Request — Each entry below is to be transcribed exactly.

Record excerpts —
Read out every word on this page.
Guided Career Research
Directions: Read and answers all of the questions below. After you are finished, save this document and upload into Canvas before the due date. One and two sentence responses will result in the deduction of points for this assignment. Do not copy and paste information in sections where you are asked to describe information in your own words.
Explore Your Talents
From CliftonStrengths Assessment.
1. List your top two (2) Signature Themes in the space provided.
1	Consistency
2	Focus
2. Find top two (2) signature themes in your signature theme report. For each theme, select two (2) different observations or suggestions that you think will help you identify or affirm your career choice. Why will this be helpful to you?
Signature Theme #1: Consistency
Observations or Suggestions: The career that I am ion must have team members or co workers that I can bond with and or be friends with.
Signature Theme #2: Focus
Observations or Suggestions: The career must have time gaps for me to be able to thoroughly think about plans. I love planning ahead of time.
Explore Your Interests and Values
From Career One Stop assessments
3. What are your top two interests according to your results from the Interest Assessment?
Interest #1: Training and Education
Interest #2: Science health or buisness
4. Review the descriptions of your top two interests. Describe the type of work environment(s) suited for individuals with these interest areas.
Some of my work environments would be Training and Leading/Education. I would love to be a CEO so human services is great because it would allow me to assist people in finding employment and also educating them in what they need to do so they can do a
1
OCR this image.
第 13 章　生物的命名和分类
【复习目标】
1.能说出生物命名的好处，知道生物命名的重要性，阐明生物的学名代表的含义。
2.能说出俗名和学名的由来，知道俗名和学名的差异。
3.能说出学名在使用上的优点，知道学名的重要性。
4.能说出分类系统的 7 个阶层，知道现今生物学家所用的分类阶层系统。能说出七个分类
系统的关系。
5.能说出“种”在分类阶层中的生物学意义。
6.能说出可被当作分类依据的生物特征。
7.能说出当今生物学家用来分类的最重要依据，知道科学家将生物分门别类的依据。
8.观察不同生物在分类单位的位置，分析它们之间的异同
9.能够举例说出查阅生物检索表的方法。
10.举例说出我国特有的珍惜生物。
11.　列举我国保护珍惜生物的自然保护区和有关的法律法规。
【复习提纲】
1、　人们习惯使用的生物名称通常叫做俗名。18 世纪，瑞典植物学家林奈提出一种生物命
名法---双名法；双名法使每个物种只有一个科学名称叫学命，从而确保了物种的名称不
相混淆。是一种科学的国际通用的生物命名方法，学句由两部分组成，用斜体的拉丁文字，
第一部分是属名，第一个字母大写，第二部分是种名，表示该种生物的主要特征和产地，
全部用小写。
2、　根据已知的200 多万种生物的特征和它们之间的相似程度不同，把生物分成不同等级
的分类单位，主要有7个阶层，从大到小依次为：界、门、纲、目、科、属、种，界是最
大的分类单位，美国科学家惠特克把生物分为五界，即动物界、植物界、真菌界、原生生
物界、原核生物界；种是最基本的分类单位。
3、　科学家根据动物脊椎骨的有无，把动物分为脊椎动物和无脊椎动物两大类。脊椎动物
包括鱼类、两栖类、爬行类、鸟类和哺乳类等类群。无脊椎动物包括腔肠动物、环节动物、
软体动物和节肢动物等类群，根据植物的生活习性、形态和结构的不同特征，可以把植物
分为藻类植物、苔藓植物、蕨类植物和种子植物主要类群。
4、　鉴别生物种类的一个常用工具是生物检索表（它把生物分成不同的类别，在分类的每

Solution —
Read out every word on this page.
Guided Career Research
Directions: Read and answers all of the questions below. After you are finished, save this document and upload into Canvas before the due date. One and two sentence responses will result in the deduction of points for this assignment. Do not copy and paste information in sections where you are asked to describe information in your own words.
Explore Your Talents
From CliftonStrengths Assessment.
1. List your top two (2) Signature Themes in the space provided.
1	Consistency
2	Focus
2. Find top two (2) signature themes in your signature theme report. For each theme, select two (2) different observations or suggestions that you think will help you identify or affirm your career choice. Why will this be helpful to you?
Signature Theme #1: Consistency
Observations or Suggestions: The career that I am ion must have team members or co workers that I can bond with and or be friends with.
Signature Theme #2: Focus
Observations or Suggestions: The career must have time gaps for me to be able to thoroughly think about plans. I love planning ahead of time.
Explore Your Interests and Values
From Career One Stop assessments
3. What are your top two interests according to your results from the Interest Assessment?
Interest #1: Training and Education
Interest #2: Science health or buisness
4. Review the descriptions of your top two interests. Describe the type of work environment(s) suited for individuals with these interest areas.
Some of my work environments would be Training and Leading/Education. I would love to be a CEO so human services is great because it would allow me to assist people in finding employment and also educating them in what they need to do so they can do a
1
OCR this image.
第 13 章　生物的命名和分类
【复习目标】
1.能说出生物命名的好处，知道生物命名的重要性，阐明生物的学名代表的含义。
2.能说出俗名和学名的由来，知道俗名和学名的差异。
3.能说出学名在使用上的优点，知道学名的重要性。
4.能说出分类系统的 7 个阶层，知道现今生物学家所用的分类阶层系统。能说出七个分类
系统的关系。
5.能说出“种”在分类阶层中的生物学意义。
6.能说出可被当作分类依据的生物特征。
7.能说出当今生物学家用来分类的最重要依据，知道科学家将生物分门别类的依据。
8.观察不同生物在分类单位的位置，分析它们之间的异同
9.能够举例说出查阅生物检索表的方法。
10.举例说出我国特有的珍惜生物。
11.　列举我国保护珍惜生物的自然保护区和有关的法律法规。
【复习提纲】
1、　人们习惯使用的生物名称通常叫做俗名。18 世纪，瑞典植物学家林奈提出一种生物命
名法---双名法；双名法使每个物种只有一个科学名称叫学命，从而确保了物种的名称不
相混淆。是一种科学的国际通用的生物命名方法，学句由两部分组成，用斜体的拉丁文字，
第一部分是属名，第一个字母大写，第二部分是种名，表示该种生物的主要特征和产地，
全部用小写。
2、　根据已知的200 多万种生物的特征和它们之间的相似程度不同，把生物分成不同等级
的分类单位，主要有7个阶层，从大到小依次为：界、门、纲、目、科、属、种，界是最
大的分类单位，美国科学家惠特克把生物分为五界，即动物界、植物界、真菌界、原生生
物界、原核生物界；种是最基本的分类单位。
3、　科学家根据动物脊椎骨的有无，把动物分为脊椎动物和无脊椎动物两大类。脊椎动物
包括鱼类、两栖类、爬行类、鸟类和哺乳类等类群。无脊椎动物包括腔肠动物、环节动物、
软体动物和节肢动物等类群，根据植物的生活习性、形态和结构的不同特征，可以把植物
分为藻类植物、苔藓植物、蕨类植物和种子植物主要类群。
4、　鉴别生物种类的一个常用工具是生物检索表（它把生物分成不同的类别，在分类的每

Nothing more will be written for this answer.